## Brief
Please copy every line of the records below that holds the word "Crear".

=== Raw records ===

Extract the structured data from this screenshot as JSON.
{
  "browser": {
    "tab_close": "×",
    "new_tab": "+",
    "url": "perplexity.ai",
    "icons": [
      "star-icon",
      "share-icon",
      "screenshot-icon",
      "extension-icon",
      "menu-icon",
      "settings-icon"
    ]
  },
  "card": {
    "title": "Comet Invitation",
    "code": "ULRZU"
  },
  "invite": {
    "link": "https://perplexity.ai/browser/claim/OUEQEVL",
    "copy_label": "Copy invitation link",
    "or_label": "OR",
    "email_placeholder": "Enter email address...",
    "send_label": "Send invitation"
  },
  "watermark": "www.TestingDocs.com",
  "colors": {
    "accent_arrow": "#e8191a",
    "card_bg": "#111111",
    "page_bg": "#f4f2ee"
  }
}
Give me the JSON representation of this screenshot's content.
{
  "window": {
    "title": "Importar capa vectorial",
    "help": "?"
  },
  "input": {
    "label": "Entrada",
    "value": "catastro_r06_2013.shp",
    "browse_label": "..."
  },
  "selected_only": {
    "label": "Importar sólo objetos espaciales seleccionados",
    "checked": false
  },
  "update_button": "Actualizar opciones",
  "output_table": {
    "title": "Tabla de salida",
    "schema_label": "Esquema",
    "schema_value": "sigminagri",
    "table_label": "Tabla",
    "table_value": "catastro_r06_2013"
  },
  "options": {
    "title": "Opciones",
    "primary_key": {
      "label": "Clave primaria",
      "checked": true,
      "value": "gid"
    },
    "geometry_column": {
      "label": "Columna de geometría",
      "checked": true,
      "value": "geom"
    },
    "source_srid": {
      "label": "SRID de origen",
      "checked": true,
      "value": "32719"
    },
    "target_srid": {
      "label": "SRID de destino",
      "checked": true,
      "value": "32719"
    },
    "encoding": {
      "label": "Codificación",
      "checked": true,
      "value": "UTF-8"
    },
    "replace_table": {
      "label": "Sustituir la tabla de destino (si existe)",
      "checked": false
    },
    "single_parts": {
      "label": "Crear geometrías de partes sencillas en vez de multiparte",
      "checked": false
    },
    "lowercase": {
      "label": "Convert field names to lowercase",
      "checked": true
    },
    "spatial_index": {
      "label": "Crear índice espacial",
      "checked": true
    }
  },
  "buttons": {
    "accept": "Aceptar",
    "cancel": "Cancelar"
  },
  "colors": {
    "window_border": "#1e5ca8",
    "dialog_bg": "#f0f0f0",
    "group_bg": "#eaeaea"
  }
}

===

## Task solution
      "label": "Crear geometrías de partes sencillas en vez de multiparte",
      "label": "Crear índice espacial",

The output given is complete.